#### Exercise description:
How many lines in the listing below contain the string "coffee", with uppercase and lowercase counted as different? Reply with only the number.
* begin Available data *
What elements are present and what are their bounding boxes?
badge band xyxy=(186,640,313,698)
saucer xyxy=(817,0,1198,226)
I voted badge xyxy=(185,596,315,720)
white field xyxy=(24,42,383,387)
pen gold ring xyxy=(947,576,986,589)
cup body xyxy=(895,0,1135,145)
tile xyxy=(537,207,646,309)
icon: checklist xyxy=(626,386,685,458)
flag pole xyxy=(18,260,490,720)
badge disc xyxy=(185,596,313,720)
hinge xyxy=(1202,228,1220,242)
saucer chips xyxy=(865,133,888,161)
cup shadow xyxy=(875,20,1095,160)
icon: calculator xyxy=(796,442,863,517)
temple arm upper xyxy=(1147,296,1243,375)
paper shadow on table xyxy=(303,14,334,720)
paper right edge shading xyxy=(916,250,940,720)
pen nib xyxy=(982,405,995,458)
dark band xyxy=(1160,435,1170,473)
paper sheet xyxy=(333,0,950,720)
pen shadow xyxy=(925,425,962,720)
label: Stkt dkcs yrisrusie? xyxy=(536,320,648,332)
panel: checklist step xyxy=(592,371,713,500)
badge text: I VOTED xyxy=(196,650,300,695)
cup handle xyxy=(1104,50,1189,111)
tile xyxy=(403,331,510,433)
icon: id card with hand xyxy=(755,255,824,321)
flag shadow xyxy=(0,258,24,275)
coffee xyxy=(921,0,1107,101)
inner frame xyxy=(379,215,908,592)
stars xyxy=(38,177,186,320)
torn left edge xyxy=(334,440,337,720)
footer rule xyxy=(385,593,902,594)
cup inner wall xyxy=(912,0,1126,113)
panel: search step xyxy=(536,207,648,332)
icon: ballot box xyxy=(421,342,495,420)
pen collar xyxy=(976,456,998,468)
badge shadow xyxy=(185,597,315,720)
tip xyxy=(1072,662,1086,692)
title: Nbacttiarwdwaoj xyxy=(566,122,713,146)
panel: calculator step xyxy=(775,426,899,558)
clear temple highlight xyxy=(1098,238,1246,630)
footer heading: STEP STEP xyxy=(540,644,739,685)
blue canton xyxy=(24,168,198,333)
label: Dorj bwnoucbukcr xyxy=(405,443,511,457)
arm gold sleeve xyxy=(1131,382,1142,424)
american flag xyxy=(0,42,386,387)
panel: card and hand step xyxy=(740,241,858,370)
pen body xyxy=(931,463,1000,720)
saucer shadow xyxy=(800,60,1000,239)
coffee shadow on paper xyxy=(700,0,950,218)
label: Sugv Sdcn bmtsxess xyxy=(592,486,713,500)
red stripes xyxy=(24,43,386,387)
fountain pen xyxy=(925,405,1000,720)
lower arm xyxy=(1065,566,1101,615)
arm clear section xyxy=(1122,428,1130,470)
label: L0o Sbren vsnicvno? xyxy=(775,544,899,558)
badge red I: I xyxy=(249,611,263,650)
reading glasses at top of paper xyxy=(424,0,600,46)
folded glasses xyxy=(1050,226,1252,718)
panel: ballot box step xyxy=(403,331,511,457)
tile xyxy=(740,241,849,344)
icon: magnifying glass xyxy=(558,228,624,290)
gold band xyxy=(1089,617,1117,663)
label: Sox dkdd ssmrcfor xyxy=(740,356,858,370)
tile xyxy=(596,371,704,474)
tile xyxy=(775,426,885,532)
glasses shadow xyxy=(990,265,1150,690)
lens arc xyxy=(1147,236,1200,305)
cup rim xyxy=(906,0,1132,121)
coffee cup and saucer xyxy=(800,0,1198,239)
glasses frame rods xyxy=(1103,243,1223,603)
* end Available data *
#### Result for this exercise:
3